**Problem to solve**
Search the listing below for the word "rendered" and copy each line that holds it.

**Supplied records**
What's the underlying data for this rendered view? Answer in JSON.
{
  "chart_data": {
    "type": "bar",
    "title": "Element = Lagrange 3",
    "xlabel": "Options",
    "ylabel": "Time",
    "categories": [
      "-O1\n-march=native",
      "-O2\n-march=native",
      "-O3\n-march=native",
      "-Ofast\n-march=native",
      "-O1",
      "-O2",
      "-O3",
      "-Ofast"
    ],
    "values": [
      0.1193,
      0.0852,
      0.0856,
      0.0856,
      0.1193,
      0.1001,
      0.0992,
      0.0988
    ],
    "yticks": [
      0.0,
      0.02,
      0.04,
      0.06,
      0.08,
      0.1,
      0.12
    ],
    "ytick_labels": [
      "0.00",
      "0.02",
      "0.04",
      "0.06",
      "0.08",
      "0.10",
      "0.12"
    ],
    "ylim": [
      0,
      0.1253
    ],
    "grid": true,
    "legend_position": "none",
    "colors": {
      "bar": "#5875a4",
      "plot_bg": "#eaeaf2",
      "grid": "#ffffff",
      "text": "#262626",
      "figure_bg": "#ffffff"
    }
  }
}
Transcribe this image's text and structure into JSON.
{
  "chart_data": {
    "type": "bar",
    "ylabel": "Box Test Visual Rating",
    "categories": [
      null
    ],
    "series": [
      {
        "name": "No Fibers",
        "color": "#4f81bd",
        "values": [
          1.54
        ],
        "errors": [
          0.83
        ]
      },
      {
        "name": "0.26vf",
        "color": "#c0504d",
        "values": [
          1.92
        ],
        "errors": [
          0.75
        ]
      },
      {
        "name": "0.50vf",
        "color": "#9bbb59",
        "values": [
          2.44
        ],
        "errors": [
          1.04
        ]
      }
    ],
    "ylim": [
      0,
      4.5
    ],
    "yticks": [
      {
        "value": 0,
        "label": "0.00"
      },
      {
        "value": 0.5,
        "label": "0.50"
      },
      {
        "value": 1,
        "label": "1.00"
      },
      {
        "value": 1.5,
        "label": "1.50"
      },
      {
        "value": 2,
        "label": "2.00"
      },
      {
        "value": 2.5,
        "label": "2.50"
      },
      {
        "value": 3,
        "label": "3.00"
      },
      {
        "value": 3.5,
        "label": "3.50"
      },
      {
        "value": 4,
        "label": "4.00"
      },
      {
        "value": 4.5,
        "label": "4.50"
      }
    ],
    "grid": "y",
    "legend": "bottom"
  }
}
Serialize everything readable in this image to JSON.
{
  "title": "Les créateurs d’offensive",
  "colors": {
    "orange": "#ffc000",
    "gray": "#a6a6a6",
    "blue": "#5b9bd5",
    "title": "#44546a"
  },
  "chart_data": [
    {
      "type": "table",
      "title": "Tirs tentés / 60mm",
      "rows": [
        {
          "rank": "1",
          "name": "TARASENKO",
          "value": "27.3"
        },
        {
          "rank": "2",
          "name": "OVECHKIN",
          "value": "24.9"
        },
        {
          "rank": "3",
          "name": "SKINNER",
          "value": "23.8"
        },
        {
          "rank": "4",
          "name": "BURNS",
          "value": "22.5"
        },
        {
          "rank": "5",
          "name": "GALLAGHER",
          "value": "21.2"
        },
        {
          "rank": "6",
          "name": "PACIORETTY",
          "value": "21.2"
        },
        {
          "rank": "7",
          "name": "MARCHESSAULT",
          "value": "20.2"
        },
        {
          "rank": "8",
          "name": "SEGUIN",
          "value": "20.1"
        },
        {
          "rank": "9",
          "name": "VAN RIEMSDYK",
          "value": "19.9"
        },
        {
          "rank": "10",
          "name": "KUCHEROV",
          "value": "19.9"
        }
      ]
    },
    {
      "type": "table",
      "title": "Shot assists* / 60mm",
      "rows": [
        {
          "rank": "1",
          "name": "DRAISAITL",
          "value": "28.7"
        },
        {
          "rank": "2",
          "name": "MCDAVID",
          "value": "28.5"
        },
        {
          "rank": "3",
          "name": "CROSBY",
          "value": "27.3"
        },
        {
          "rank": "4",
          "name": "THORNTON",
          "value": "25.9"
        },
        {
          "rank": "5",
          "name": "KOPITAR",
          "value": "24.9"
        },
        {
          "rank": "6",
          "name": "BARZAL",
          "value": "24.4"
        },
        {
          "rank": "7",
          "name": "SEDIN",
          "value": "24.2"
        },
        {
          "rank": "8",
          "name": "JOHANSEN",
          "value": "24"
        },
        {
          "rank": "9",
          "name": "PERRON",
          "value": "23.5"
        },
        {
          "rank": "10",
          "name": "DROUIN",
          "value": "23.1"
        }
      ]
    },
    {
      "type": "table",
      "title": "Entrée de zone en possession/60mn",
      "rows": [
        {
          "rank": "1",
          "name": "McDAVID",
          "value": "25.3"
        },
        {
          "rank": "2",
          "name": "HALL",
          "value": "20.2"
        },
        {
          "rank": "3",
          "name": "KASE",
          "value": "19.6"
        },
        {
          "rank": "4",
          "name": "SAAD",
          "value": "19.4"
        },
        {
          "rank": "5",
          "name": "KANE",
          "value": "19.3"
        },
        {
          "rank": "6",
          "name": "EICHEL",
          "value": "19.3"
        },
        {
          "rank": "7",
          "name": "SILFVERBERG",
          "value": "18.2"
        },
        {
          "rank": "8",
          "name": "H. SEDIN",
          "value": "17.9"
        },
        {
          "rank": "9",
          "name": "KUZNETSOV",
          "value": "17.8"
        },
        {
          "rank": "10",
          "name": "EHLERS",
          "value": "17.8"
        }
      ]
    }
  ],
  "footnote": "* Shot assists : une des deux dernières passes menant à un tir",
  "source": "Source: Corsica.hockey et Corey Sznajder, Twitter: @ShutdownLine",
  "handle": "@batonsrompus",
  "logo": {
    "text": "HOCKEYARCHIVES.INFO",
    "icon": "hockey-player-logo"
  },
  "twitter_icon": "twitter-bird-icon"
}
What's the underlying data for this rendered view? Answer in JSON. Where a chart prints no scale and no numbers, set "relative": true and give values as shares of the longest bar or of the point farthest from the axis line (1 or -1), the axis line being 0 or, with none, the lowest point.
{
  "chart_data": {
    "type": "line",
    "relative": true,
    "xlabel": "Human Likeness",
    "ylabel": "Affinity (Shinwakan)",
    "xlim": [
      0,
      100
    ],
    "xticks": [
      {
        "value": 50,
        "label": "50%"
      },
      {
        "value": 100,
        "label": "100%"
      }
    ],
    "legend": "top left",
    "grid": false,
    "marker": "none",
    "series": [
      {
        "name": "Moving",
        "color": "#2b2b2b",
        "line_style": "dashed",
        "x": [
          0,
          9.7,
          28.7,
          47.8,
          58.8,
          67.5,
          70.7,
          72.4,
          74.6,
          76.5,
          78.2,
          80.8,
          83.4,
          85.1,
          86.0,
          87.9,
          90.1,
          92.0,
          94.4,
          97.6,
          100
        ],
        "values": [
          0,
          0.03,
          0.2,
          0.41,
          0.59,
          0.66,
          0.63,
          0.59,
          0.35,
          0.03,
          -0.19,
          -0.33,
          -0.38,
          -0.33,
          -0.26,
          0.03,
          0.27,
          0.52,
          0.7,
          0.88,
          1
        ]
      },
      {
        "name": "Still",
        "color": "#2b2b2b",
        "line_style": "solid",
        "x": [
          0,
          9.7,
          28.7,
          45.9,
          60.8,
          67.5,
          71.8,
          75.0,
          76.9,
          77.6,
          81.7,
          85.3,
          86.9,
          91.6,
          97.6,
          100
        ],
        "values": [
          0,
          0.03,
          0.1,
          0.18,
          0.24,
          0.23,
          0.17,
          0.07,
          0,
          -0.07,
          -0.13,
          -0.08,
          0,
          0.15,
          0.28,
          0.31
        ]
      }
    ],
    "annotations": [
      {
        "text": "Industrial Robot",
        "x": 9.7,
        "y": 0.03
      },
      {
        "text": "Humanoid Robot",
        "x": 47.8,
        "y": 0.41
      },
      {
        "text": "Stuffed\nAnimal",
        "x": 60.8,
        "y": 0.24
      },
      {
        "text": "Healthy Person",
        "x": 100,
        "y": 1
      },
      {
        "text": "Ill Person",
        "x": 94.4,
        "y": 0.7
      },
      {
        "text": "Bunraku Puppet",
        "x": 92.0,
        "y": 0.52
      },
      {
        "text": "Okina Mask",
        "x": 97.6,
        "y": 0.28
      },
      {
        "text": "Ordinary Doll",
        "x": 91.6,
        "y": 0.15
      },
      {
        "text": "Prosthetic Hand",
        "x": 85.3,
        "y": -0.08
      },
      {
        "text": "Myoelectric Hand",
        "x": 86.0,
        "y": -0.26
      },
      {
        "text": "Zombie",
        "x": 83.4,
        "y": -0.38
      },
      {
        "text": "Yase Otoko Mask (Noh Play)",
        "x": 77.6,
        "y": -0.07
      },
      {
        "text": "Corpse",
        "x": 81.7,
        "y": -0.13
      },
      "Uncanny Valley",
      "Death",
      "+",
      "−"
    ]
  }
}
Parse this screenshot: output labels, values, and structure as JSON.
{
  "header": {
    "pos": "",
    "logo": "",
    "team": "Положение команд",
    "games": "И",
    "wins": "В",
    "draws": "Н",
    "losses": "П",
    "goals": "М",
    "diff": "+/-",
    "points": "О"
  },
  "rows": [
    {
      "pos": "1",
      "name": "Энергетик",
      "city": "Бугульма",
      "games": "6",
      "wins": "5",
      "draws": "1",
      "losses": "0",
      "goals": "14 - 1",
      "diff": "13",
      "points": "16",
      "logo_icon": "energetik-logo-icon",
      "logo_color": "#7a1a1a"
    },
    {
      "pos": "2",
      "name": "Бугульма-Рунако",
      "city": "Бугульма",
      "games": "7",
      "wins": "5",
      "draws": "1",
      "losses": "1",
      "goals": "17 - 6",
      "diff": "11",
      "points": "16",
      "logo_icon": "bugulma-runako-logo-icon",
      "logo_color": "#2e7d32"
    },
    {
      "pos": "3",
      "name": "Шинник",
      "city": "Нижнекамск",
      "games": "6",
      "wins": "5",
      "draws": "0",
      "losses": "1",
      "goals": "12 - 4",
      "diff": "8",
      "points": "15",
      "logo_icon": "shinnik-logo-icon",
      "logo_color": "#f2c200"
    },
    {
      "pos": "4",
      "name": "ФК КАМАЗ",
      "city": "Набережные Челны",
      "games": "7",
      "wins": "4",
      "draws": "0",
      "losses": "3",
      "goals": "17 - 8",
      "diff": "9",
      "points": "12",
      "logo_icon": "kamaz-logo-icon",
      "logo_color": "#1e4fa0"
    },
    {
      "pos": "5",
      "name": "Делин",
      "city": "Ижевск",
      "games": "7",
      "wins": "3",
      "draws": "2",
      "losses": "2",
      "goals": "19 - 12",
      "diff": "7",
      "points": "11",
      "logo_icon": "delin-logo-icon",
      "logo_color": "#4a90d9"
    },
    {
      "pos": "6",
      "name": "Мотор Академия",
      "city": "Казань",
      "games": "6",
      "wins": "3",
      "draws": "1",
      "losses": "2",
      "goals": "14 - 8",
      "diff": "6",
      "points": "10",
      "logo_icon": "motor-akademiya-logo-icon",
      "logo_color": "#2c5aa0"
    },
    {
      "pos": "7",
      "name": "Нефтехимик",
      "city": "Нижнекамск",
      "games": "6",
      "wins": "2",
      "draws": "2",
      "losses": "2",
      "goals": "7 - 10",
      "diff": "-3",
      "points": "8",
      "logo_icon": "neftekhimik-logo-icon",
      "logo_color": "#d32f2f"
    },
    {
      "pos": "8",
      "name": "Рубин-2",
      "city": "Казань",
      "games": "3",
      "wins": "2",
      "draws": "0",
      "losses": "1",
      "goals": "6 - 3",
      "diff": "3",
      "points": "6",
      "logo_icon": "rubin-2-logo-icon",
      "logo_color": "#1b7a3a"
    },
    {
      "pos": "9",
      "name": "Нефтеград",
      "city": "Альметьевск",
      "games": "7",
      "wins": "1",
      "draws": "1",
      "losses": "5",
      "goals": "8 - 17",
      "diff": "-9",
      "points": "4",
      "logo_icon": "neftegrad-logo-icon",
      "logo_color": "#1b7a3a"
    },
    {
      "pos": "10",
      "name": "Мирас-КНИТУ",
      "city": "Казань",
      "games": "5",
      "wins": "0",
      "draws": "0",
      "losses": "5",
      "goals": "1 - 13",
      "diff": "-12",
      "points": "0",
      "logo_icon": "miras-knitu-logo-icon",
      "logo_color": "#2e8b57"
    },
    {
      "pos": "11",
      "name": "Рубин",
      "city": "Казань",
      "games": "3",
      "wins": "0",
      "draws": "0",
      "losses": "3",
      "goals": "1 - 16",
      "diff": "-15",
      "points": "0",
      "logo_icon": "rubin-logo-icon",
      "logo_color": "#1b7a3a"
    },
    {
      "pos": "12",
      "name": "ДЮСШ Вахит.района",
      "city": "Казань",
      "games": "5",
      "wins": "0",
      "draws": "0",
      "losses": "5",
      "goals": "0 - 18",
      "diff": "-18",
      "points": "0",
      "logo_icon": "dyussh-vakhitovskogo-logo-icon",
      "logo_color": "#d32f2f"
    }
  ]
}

**Answer for the task**
What's the underlying data for this rendered view? Answer in JSON.
What's the underlying data for this rendered view? Answer in JSON. Where a chart prints no scale and no numbers, set "relative": true and give values as shares of the longest bar or of the point farthest from the axis line (1 or -1), the axis line being 0 or, with none, the lowest point.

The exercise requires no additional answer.